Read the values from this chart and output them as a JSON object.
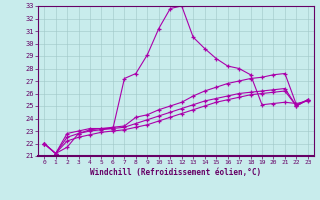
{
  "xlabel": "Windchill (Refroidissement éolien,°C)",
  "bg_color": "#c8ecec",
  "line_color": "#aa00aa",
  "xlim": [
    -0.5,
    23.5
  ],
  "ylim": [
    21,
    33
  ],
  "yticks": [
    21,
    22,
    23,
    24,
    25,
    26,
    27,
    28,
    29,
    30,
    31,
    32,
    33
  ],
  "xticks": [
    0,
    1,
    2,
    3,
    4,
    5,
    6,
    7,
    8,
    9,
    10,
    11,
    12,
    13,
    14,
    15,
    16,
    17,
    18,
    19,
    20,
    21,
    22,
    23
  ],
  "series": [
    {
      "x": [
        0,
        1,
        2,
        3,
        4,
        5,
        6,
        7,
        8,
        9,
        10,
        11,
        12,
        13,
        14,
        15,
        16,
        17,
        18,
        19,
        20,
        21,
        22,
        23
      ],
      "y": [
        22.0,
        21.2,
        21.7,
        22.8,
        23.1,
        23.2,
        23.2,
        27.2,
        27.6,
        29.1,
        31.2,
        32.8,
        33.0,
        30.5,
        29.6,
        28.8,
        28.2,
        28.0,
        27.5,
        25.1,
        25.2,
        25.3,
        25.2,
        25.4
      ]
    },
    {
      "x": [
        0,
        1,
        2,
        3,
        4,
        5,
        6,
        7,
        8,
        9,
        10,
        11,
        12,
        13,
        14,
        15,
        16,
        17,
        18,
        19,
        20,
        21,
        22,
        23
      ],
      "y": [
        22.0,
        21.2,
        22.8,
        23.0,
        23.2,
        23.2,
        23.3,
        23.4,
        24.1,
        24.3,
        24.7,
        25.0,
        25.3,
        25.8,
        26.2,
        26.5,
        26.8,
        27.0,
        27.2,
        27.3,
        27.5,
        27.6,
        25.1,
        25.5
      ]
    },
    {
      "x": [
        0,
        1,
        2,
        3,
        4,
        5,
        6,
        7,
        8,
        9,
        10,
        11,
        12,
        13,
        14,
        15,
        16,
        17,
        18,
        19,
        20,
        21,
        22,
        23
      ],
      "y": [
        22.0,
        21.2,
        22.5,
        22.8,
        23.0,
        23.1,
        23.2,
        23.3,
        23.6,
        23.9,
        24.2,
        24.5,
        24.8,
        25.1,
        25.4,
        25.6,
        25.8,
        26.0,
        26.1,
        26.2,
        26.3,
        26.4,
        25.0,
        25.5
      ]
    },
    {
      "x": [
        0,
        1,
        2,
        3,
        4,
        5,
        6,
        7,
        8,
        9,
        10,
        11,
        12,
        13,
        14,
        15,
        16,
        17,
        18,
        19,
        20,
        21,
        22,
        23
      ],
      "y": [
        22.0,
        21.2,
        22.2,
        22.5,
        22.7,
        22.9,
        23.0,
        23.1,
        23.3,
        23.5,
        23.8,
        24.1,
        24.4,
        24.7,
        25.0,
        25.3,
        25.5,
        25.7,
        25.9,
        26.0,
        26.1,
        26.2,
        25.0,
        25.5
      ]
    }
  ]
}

+ + + + + + +

What is asked
Write the entries above out again exactly, but not the pictures.

Worked answer
Read the values from this chart and output them as a JSON object.
{
  "xlabel": "Windchill (Refroidissement éolien,°C)",
  "bg_color": "#c8ecec",
  "line_color": "#aa00aa",
  "xlim": [
    -0.5,
    23.5
  ],
  "ylim": [
    21,
    33
  ],
  "yticks": [
    21,
    22,
    23,
    24,
    25,
    26,
    27,
    28,
    29,
    30,
    31,
    32,
    33
  ],
  "xticks": [
    0,
    1,
    2,
    3,
    4,
    5,
    6,
    7,
    8,
    9,
    10,
    11,
    12,
    13,
    14,
    15,
    16,
    17,
    18,
    19,
    20,
    21,
    22,
    23
  ],
  "series": [
    {
      "x": [
        0,
        1,
        2,
        3,
        4,
        5,
        6,
        7,
        8,
        9,
        10,
        11,
        12,
        13,
        14,
        15,
        16,
        17,
        18,
        19,
        20,
        21,
        22,
        23
      ],
      "y": [
        22.0,
        21.2,
        21.7,
        22.8,
        23.1,
        23.2,
        23.2,
        27.2,
        27.6,
        29.1,
        31.2,
        32.8,
        33.0,
        30.5,
        29.6,
        28.8,
        28.2,
        28.0,
        27.5,
        25.1,
        25.2,
        25.3,
        25.2,
        25.4
      ]
    },
    {
      "x": [
        0,
        1,
        2,
        3,
        4,
        5,
        6,
        7,
        8,
        9,
        10,
        11,
        12,
        13,
        14,
        15,
        16,
        17,
        18,
        19,
        20,
        21,
        22,
        23
      ],
      "y": [
        22.0,
        21.2,
        22.8,
        23.0,
        23.2,
        23.2,
        23.3,
        23.4,
        24.1,
        24.3,
        24.7,
        25.0,
        25.3,
        25.8,
        26.2,
        26.5,
        26.8,
        27.0,
        27.2,
        27.3,
        27.5,
        27.6,
        25.1,
        25.5
      ]
    },
    {
      "x": [
        0,
        1,
        2,
        3,
        4,
        5,
        6,
        7,
        8,
        9,
        10,
        11,
        12,
        13,
        14,
        15,
        16,
        17,
        18,
        19,
        20,
        21,
        22,
        23
      ],
      "y": [
        22.0,
        21.2,
        22.5,
        22.8,
        23.0,
        23.1,
        23.2,
        23.3,
        23.6,
        23.9,
        24.2,
        24.5,
        24.8,
        25.1,
        25.4,
        25.6,
        25.8,
        26.0,
        26.1,
        26.2,
        26.3,
        26.4,
        25.0,
        25.5
      ]
    },
    {
      "x": [
        0,
        1,
        2,
        3,
        4,
        5,
        6,
        7,
        8,
        9,
        10,
        11,
        12,
        13,
        14,
        15,
        16,
        17,
        18,
        19,
        20,
        21,
        22,
        23
      ],
      "y": [
        22.0,
        21.2,
        22.2,
        22.5,
        22.7,
        22.9,
        23.0,
        23.1,
        23.3,
        23.5,
        23.8,
        24.1,
        24.4,
        24.7,
        25.0,
        25.3,
        25.5,
        25.7,
        25.9,
        26.0,
        26.1,
        26.2,
        25.0,
        25.5
      ]
    }
  ]
}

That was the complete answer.